━━ Raw data
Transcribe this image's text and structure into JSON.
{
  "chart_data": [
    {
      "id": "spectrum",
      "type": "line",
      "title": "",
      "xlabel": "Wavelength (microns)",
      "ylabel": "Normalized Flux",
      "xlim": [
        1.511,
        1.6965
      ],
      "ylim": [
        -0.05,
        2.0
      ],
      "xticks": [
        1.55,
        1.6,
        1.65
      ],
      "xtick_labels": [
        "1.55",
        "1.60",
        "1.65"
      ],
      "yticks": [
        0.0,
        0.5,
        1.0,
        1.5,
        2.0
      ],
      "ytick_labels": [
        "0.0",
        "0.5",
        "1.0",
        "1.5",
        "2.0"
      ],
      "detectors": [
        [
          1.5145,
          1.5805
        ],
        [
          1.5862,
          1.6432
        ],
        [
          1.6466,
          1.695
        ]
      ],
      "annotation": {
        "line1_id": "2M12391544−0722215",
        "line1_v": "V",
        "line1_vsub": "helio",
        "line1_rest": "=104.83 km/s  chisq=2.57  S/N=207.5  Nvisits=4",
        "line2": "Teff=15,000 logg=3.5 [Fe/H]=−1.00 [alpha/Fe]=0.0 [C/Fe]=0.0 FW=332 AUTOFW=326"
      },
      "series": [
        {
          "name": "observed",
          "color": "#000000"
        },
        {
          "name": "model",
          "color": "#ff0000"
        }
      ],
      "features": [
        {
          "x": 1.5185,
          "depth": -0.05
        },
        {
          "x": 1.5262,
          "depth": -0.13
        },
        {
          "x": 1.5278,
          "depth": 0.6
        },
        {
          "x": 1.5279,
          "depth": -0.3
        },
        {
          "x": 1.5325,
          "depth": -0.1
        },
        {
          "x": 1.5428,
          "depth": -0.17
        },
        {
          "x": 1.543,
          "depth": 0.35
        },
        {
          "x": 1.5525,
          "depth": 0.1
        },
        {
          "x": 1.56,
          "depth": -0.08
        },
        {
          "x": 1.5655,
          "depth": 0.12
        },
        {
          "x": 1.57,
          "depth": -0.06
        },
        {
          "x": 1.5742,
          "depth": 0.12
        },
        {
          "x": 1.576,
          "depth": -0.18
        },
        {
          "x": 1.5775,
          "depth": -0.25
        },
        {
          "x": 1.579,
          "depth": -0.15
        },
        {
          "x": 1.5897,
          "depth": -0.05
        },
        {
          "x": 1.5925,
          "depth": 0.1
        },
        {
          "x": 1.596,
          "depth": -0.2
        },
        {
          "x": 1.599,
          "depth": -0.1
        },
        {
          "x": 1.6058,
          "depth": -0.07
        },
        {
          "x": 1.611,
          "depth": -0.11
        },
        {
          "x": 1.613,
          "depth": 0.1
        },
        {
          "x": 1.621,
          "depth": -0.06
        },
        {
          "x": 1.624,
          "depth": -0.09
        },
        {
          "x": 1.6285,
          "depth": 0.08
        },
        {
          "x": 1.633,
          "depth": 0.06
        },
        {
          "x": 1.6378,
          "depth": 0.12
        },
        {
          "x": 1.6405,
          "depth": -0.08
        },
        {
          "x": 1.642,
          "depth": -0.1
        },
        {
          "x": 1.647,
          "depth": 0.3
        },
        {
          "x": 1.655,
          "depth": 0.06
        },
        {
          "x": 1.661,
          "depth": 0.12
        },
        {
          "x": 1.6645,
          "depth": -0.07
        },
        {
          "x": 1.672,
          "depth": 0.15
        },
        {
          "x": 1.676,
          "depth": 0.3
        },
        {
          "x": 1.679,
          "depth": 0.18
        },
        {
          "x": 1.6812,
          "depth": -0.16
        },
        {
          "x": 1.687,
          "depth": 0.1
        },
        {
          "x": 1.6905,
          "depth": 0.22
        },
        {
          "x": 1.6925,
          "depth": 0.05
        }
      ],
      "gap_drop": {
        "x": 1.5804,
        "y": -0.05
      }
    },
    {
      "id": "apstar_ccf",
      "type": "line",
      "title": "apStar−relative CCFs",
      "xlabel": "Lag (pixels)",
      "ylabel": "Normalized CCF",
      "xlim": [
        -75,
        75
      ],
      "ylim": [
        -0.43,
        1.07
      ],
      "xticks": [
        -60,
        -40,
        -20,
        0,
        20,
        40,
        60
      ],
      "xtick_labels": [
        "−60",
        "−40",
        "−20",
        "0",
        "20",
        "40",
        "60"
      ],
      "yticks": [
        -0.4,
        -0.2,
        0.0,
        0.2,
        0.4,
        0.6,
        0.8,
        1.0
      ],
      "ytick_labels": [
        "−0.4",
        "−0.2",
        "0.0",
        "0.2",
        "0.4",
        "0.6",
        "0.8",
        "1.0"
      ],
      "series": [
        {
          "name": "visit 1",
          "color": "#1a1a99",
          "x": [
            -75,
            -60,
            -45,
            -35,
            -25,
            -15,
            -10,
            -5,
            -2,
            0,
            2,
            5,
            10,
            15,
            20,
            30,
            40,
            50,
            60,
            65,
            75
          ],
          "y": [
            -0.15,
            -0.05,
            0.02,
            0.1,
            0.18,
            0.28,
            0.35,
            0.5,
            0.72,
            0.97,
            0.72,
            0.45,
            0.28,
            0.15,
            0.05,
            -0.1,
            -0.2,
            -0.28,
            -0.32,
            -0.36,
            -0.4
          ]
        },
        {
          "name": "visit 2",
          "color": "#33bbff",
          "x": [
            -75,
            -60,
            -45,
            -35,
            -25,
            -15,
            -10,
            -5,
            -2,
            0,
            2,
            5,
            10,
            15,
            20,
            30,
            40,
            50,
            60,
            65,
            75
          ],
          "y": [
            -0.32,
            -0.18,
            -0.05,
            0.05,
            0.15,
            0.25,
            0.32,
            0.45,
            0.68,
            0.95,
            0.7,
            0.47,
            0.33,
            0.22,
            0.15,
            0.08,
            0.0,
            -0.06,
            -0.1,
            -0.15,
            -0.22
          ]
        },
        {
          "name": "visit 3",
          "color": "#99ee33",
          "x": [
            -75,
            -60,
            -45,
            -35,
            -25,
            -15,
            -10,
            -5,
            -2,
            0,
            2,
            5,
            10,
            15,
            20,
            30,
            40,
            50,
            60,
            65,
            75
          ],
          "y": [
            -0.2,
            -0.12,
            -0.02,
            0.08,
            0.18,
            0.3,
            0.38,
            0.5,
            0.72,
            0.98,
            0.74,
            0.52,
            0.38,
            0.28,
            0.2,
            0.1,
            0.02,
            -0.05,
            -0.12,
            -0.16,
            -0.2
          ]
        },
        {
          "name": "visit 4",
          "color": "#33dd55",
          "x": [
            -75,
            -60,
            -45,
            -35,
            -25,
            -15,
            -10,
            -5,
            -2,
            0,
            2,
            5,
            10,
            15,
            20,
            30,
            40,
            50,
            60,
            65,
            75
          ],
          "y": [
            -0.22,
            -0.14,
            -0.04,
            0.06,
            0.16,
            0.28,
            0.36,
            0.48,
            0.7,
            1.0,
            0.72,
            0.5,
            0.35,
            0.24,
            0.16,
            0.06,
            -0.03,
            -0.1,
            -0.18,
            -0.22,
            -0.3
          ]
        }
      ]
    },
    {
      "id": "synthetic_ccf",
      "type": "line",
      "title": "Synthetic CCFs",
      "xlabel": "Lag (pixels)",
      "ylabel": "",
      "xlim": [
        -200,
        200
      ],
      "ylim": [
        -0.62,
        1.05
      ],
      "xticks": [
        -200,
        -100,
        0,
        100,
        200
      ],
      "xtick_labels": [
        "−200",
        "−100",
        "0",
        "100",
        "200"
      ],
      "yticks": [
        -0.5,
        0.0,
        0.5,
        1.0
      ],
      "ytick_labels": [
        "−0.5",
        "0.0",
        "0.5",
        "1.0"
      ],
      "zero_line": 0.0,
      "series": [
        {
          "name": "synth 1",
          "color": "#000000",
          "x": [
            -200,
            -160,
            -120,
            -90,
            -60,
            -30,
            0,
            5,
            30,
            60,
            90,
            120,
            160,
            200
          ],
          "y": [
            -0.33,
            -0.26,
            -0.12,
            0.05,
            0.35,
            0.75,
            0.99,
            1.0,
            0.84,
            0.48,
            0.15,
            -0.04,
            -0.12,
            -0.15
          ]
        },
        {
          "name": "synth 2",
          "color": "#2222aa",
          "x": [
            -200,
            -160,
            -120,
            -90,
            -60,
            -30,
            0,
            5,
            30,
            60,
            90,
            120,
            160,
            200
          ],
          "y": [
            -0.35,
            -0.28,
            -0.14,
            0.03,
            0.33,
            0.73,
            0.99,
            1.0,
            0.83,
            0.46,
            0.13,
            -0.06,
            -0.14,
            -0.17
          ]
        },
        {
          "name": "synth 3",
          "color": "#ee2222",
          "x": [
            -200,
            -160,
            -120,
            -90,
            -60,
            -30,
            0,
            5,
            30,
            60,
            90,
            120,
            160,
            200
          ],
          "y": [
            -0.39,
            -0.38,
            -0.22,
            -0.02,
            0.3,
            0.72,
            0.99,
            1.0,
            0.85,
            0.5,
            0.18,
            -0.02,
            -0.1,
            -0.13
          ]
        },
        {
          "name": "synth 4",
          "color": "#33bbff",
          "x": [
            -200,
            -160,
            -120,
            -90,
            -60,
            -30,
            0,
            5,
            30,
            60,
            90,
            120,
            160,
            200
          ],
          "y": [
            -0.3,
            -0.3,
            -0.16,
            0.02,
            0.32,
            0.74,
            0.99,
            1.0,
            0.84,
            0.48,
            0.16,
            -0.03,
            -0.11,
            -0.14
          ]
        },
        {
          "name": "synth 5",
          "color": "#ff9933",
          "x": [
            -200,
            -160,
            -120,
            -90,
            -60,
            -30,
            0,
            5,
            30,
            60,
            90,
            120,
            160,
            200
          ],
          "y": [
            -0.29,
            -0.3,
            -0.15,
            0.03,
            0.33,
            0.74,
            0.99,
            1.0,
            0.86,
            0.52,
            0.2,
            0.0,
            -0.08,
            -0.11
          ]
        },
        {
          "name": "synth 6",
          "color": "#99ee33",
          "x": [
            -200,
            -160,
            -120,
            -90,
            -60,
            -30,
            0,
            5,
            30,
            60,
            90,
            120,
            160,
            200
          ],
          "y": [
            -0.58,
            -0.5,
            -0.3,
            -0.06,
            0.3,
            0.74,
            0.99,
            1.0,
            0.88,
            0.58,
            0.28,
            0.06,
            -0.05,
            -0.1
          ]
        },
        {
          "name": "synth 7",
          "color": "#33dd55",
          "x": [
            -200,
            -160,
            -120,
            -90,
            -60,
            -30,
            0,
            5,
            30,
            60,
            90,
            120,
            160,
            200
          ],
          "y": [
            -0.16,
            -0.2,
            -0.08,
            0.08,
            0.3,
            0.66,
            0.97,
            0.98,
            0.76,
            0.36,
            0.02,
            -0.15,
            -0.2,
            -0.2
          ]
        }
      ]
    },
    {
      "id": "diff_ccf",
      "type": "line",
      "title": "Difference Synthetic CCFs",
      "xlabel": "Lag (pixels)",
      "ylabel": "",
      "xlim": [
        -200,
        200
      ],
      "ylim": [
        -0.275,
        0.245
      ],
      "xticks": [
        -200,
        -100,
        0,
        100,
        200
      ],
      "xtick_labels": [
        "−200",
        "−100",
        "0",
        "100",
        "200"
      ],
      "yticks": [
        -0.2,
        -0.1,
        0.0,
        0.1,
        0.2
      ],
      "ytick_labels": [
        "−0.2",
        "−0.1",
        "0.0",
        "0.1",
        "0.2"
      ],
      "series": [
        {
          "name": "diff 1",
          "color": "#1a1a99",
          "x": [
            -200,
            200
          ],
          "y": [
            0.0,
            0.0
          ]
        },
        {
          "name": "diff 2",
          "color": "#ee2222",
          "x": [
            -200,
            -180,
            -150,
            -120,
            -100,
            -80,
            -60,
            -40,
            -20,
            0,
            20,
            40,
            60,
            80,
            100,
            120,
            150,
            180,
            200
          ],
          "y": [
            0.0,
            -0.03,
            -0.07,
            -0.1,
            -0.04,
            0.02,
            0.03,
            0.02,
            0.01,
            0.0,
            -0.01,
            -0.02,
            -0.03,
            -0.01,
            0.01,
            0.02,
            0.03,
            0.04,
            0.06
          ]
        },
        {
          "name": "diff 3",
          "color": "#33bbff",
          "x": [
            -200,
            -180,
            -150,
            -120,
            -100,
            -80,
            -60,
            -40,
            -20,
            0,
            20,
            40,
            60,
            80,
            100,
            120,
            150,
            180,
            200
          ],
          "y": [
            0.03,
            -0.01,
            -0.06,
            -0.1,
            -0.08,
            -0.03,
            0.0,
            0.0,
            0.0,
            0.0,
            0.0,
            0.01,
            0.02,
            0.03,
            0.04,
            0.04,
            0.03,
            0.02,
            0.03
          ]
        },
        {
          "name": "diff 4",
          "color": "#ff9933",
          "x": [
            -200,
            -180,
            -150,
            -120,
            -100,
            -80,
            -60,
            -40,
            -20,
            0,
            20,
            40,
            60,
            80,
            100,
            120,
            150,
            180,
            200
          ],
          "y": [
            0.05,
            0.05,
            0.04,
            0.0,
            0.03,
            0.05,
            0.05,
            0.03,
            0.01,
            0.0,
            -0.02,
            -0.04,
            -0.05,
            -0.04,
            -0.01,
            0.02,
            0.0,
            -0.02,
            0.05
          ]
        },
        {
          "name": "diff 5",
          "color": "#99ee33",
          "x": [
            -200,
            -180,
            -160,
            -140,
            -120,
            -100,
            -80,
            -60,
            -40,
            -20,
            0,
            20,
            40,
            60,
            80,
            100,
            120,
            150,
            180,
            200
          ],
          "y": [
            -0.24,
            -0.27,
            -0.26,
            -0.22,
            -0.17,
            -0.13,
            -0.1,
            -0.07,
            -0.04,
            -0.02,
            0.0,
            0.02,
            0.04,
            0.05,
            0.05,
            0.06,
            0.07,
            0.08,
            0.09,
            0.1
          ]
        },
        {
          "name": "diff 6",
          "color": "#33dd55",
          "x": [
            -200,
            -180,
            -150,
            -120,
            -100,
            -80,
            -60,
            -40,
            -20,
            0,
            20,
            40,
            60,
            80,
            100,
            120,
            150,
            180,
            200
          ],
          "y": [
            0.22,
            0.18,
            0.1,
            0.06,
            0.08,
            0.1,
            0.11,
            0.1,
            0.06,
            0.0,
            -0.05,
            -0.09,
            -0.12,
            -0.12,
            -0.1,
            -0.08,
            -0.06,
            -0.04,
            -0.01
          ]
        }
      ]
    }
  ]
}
━━━━
■ **Task to carry out**:
Each line that has the word "ylabel" should be copied.

■ **Written response**:
      "ylabel": "Normalized Flux",
      "ylabel": "Normalized CCF",
      "ylabel": "",
      "ylabel": "",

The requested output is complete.